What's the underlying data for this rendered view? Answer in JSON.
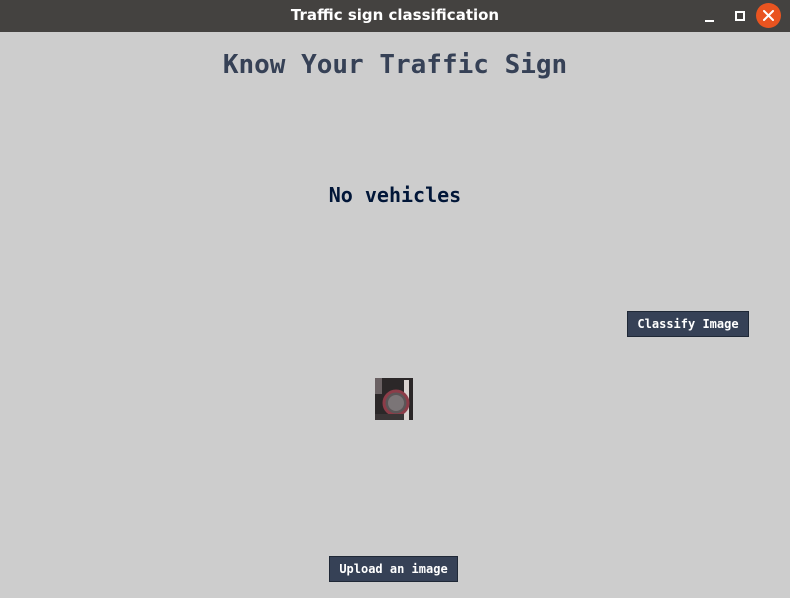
{
  "window": {
    "title": "Traffic sign classification"
  },
  "heading": "Know Your Traffic Sign",
  "result_text": "No vehicles",
  "buttons": {
    "classify": "Classify Image",
    "upload": "Upload an image"
  },
  "icons": {
    "minimize": "minimize-icon",
    "maximize": "maximize-icon",
    "close": "close-icon"
  },
  "colors": {
    "background": "#cdcdcd",
    "titlebar": "#444240",
    "close_button": "#e95420",
    "heading": "#364156",
    "result": "#011638",
    "button_bg": "#364156"
  }
}
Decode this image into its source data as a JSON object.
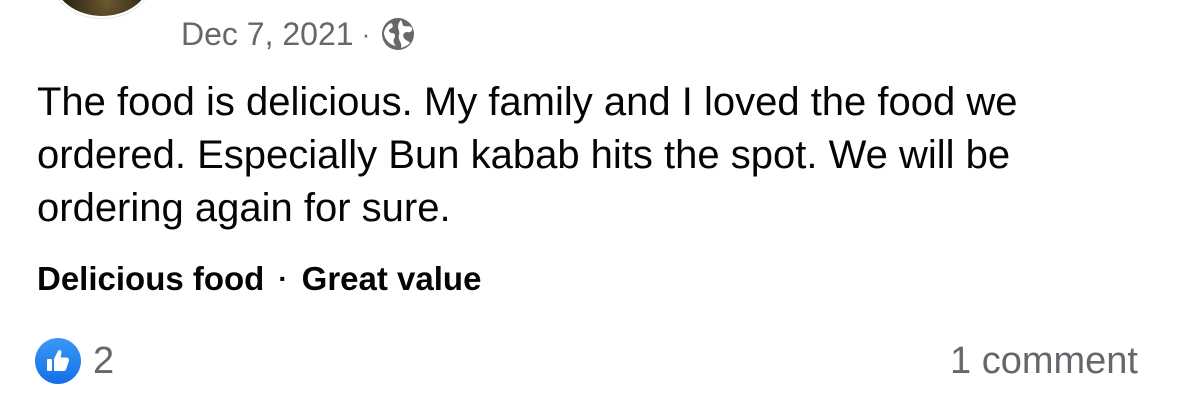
{
  "post": {
    "date": "Dec 7, 2021",
    "separator": "·",
    "audience_icon": "globe-icon",
    "text": "The food is delicious. My family and I loved the food we ordered. Especially Bun kabab hits the spot. We will be ordering again for sure."
  },
  "tags": {
    "items": [
      "Delicious food",
      "Great value"
    ],
    "separator": "·"
  },
  "reactions": {
    "icon": "like-icon",
    "count": "2",
    "color": "#1877f2"
  },
  "comments": {
    "label": "1 comment"
  }
}
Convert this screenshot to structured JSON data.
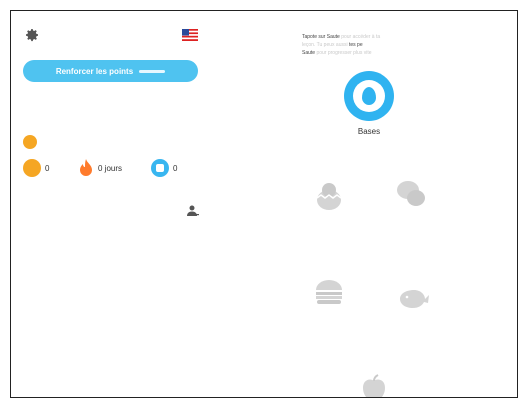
{
  "header": {
    "settings_icon": "gear-icon",
    "flag_icon": "us-flag-icon",
    "strengthen_label": "Renforcer les points"
  },
  "stats": {
    "lingots": "0",
    "streak": "0 jours",
    "gems": "0"
  },
  "hint": {
    "line1_bold": "Tapote sur Saute",
    "line1_faint": "pour accéder à ta",
    "line2_faint": "leçon. Tu peux aussi",
    "line2_bold": "tes pe",
    "line3_bold": "Saute",
    "line3_faint": "pour progresser plus vite"
  },
  "skills": {
    "basics": {
      "label": "Bases",
      "icon": "egg-icon"
    }
  },
  "colors": {
    "accent": "#4fc3f0",
    "basics": "#2fb3f0",
    "lingot": "#f5a623",
    "streak": "#ff7b2c",
    "gem": "#38b6f0",
    "locked": "#c8c8c8"
  }
}
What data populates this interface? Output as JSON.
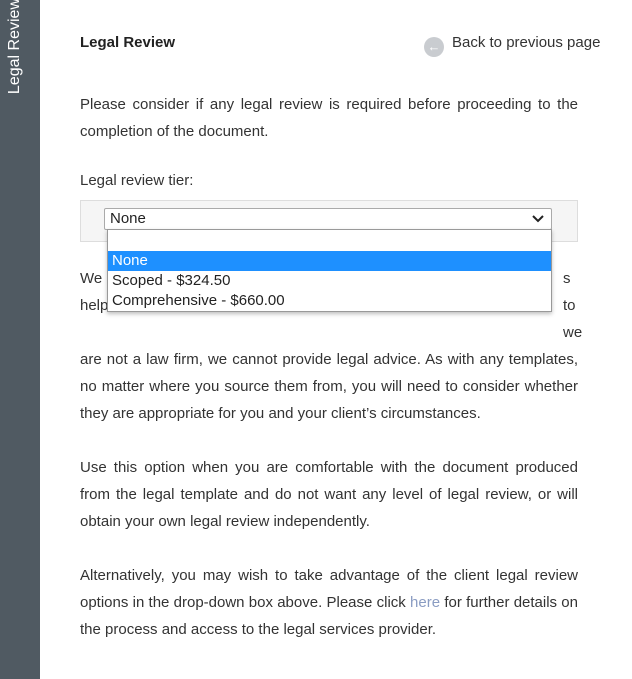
{
  "sidebar": {
    "label": "Legal Review"
  },
  "header": {
    "title": "Legal Review",
    "back_label": "Back to previous page"
  },
  "intro": "Please consider if any legal review is required before proceeding to the completion of the document.",
  "tier": {
    "label": "Legal review tier:",
    "selected": "None",
    "options": [
      "None",
      "Scoped - $324.50",
      "Comprehensive - $660.00"
    ]
  },
  "partial_line1": {
    "start": "We",
    "end": "s to"
  },
  "partial_line2": {
    "start": "help",
    "end": "we"
  },
  "disclaimer_rest": "are not a law firm, we cannot provide legal advice. As with any templates, no matter where you source them from, you will need to consider whether they are appropriate for you and your client’s circumstances.",
  "none_option_text": "Use this option when you are comfortable with the document produced from the legal template and do not want any level of legal review, or will obtain your own legal review independently.",
  "alt_text": {
    "before": "Alternatively, you may wish to take advantage of the client legal review options in the drop-down box above. Please click ",
    "link": "here",
    "after": " for further details on the process and access to the legal services provider."
  },
  "colors": {
    "sidebar": "#505a62",
    "selected_option": "#1e90ff",
    "link": "#8a9cc2"
  }
}
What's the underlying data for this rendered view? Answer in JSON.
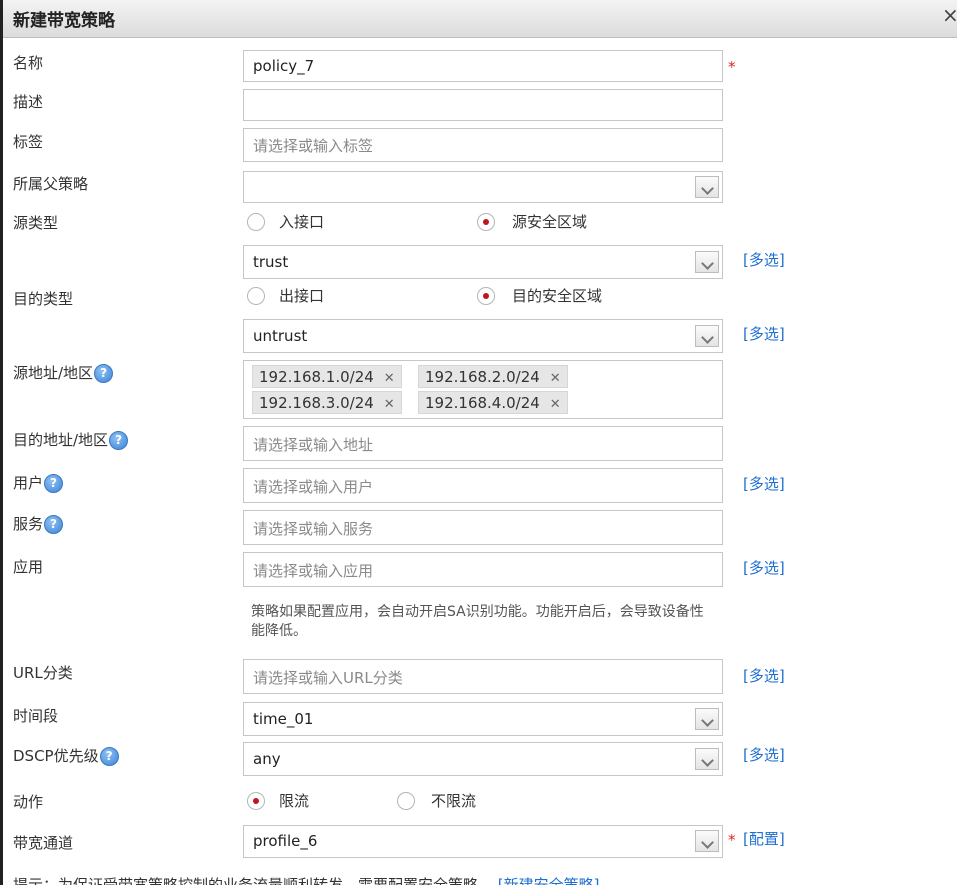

--- TASK TO CARRY OUT ---
Pull out all lines of the data with the string "before".

--- THE SOLUTION ---
  "intro": "Please consider if any legal review is required before proceeding to the completion of the document.",
    "before": "Alternatively, you may wish to take advantage of the client legal review options in the drop-down box above. Please click ",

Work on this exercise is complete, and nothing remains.